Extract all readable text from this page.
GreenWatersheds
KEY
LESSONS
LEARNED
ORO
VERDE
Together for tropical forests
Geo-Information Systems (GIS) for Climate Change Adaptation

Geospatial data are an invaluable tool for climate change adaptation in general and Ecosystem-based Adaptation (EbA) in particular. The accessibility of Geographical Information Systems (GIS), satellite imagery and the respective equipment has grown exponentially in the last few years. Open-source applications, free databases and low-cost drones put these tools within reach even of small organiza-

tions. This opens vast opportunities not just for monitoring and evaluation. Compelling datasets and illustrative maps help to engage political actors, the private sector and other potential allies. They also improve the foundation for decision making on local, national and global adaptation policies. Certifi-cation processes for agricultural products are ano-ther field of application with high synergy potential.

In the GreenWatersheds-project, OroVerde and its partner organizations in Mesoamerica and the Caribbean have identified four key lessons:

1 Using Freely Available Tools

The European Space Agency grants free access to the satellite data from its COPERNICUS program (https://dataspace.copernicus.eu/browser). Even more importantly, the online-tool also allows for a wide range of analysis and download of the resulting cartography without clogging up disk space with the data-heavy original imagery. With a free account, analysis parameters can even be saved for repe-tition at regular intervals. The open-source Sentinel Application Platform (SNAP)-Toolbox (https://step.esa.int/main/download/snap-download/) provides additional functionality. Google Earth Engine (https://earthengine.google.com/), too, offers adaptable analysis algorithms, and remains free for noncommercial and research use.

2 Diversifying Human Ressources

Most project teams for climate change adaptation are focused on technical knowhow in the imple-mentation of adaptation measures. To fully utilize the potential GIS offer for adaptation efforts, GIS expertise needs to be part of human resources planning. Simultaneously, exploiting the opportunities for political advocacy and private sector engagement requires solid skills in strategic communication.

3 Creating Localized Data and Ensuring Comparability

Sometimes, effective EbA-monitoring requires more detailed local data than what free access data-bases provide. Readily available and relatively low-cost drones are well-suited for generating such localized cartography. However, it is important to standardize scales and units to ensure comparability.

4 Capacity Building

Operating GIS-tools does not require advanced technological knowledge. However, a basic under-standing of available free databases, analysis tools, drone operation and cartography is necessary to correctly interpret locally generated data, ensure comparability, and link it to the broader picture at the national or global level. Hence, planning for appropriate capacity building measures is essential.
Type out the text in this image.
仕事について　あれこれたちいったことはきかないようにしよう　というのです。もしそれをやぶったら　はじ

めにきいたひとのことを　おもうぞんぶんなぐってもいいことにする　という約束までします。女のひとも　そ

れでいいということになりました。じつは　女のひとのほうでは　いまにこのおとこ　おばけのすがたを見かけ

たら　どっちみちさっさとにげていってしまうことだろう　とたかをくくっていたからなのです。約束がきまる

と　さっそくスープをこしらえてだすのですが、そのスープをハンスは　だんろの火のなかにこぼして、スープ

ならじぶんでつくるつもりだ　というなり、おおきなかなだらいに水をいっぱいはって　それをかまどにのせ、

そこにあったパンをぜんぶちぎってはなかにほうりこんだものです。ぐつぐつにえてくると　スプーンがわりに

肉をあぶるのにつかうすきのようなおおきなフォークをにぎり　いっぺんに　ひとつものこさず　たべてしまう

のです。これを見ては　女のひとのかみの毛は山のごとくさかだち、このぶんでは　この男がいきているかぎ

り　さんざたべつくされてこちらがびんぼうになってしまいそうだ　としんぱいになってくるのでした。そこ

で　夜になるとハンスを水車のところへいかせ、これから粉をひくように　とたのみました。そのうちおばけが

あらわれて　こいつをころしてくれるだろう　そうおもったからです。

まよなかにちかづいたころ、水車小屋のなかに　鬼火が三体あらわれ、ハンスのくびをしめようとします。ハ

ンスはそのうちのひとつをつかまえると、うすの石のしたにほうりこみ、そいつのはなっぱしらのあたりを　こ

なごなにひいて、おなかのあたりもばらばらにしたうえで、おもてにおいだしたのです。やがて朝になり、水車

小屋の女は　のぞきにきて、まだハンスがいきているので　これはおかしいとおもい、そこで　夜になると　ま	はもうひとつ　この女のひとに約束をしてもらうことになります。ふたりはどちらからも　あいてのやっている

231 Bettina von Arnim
----------------------------------------
**Exercise objective**. Exactly reproduce all of the entries.

**Solution**.
Extract all readable text from this page.
GreenWatersheds
KEY
LESSONS
LEARNED
ORO
VERDE
Together for tropical forests
Geo-Information Systems (GIS) for Climate Change Adaptation

Geospatial data are an invaluable tool for climate change adaptation in general and Ecosystem-based Adaptation (EbA) in particular. The accessibility of Geographical Information Systems (GIS), satellite imagery and the respective equipment has grown exponentially in the last few years. Open-source applications, free databases and low-cost drones put these tools within reach even of small organiza-

tions. This opens vast opportunities not just for monitoring and evaluation. Compelling datasets and illustrative maps help to engage political actors, the private sector and other potential allies. They also improve the foundation for decision making on local, national and global adaptation policies. Certifi-cation processes for agricultural products are ano-ther field of application with high synergy potential.

In the GreenWatersheds-project, OroVerde and its partner organizations in Mesoamerica and the Caribbean have identified four key lessons:

1 Using Freely Available Tools

The European Space Agency grants free access to the satellite data from its COPERNICUS program (https://dataspace.copernicus.eu/browser). Even more importantly, the online-tool also allows for a wide range of analysis and download of the resulting cartography without clogging up disk space with the data-heavy original imagery. With a free account, analysis parameters can even be saved for repe-tition at regular intervals. The open-source Sentinel Application Platform (SNAP)-Toolbox (https://step.esa.int/main/download/snap-download/) provides additional functionality. Google Earth Engine (https://earthengine.google.com/), too, offers adaptable analysis algorithms, and remains free for noncommercial and research use.

2 Diversifying Human Ressources

Most project teams for climate change adaptation are focused on technical knowhow in the imple-mentation of adaptation measures. To fully utilize the potential GIS offer for adaptation efforts, GIS expertise needs to be part of human resources planning. Simultaneously, exploiting the opportunities for political advocacy and private sector engagement requires solid skills in strategic communication.

3 Creating Localized Data and Ensuring Comparability

Sometimes, effective EbA-monitoring requires more detailed local data than what free access data-bases provide. Readily available and relatively low-cost drones are well-suited for generating such localized cartography. However, it is important to standardize scales and units to ensure comparability.

4 Capacity Building

Operating GIS-tools does not require advanced technological knowledge. However, a basic under-standing of available free databases, analysis tools, drone operation and cartography is necessary to correctly interpret locally generated data, ensure comparability, and link it to the broader picture at the national or global level. Hence, planning for appropriate capacity building measures is essential.
Type out the text in this image.
仕事について　あれこれたちいったことはきかないようにしよう　というのです。もしそれをやぶったら　はじ

めにきいたひとのことを　おもうぞんぶんなぐってもいいことにする　という約束までします。女のひとも　そ

れでいいということになりました。じつは　女のひとのほうでは　いまにこのおとこ　おばけのすがたを見かけ

たら　どっちみちさっさとにげていってしまうことだろう　とたかをくくっていたからなのです。約束がきまる

と　さっそくスープをこしらえてだすのですが、そのスープをハンスは　だんろの火のなかにこぼして、スープ

ならじぶんでつくるつもりだ　というなり、おおきなかなだらいに水をいっぱいはって　それをかまどにのせ、

そこにあったパンをぜんぶちぎってはなかにほうりこんだものです。ぐつぐつにえてくると　スプーンがわりに

肉をあぶるのにつかうすきのようなおおきなフォークをにぎり　いっぺんに　ひとつものこさず　たべてしまう

のです。これを見ては　女のひとのかみの毛は山のごとくさかだち、このぶんでは　この男がいきているかぎ

り　さんざたべつくされてこちらがびんぼうになってしまいそうだ　としんぱいになってくるのでした。そこ

で　夜になるとハンスを水車のところへいかせ、これから粉をひくように　とたのみました。そのうちおばけが

あらわれて　こいつをころしてくれるだろう　そうおもったからです。

まよなかにちかづいたころ、水車小屋のなかに　鬼火が三体あらわれ、ハンスのくびをしめようとします。ハ

ンスはそのうちのひとつをつかまえると、うすの石のしたにほうりこみ、そいつのはなっぱしらのあたりを　こ

なごなにひいて、おなかのあたりもばらばらにしたうえで、おもてにおいだしたのです。やがて朝になり、水車

小屋の女は　のぞきにきて、まだハンスがいきているので　これはおかしいとおもい、そこで　夜になると　ま	はもうひとつ　この女のひとに約束をしてもらうことになります。ふたりはどちらからも　あいてのやっている

231 Bettina von Arnim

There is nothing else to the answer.